▸ **Given request**
Here are some entries; quote each one exactly.

Collected data entries
+-------+
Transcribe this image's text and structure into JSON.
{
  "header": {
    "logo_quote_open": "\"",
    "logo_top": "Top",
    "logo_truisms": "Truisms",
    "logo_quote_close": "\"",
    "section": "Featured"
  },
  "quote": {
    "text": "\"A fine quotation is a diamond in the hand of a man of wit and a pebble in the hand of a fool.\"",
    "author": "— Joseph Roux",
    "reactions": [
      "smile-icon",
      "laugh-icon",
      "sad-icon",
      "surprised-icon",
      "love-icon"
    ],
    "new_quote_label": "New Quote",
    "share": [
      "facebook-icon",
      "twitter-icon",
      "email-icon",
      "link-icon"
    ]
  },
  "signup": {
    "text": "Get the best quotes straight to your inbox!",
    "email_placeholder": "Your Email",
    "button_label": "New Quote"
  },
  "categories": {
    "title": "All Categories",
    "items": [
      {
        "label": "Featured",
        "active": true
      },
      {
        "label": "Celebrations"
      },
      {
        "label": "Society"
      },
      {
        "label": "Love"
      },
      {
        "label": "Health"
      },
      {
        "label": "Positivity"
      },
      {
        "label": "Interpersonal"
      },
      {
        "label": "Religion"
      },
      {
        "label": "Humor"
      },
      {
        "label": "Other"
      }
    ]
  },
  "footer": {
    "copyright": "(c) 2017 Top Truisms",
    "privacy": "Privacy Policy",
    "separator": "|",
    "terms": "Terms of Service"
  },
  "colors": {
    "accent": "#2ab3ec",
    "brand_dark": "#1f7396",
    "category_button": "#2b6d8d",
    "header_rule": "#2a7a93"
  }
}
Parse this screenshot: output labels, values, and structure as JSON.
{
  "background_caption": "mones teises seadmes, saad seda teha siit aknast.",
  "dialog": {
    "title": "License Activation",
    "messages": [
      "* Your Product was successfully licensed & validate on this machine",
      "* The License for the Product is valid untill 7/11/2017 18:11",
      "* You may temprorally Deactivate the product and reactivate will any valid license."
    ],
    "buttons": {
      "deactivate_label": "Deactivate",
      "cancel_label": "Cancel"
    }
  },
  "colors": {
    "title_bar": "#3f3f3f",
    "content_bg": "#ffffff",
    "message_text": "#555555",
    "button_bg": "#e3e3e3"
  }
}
+-------+
▸ **Correct result**
Transcribe this image's text and structure into JSON.
{
  "header": {
    "logo_quote_open": "\"",
    "logo_top": "Top",
    "logo_truisms": "Truisms",
    "logo_quote_close": "\"",
    "section": "Featured"
  },
  "quote": {
    "text": "\"A fine quotation is a diamond in the hand of a man of wit and a pebble in the hand of a fool.\"",
    "author": "— Joseph Roux",
    "reactions": [
      "smile-icon",
      "laugh-icon",
      "sad-icon",
      "surprised-icon",
      "love-icon"
    ],
    "new_quote_label": "New Quote",
    "share": [
      "facebook-icon",
      "twitter-icon",
      "email-icon",
      "link-icon"
    ]
  },
  "signup": {
    "text": "Get the best quotes straight to your inbox!",
    "email_placeholder": "Your Email",
    "button_label": "New Quote"
  },
  "categories": {
    "title": "All Categories",
    "items": [
      {
        "label": "Featured",
        "active": true
      },
      {
        "label": "Celebrations"
      },
      {
        "label": "Society"
      },
      {
        "label": "Love"
      },
      {
        "label": "Health"
      },
      {
        "label": "Positivity"
      },
      {
        "label": "Interpersonal"
      },
      {
        "label": "Religion"
      },
      {
        "label": "Humor"
      },
      {
        "label": "Other"
      }
    ]
  },
  "footer": {
    "copyright": "(c) 2017 Top Truisms",
    "privacy": "Privacy Policy",
    "separator": "|",
    "terms": "Terms of Service"
  },
  "colors": {
    "accent": "#2ab3ec",
    "brand_dark": "#1f7396",
    "category_button": "#2b6d8d",
    "header_rule": "#2a7a93"
  }
}
Parse this screenshot: output labels, values, and structure as JSON.
{
  "background_caption": "mones teises seadmes, saad seda teha siit aknast.",
  "dialog": {
    "title": "License Activation",
    "messages": [
      "* Your Product was successfully licensed & validate on this machine",
      "* The License for the Product is valid untill 7/11/2017 18:11",
      "* You may temprorally Deactivate the product and reactivate will any valid license."
    ],
    "buttons": {
      "deactivate_label": "Deactivate",
      "cancel_label": "Cancel"
    }
  },
  "colors": {
    "title_bar": "#3f3f3f",
    "content_bg": "#ffffff",
    "message_text": "#555555",
    "button_bg": "#e3e3e3"
  }
}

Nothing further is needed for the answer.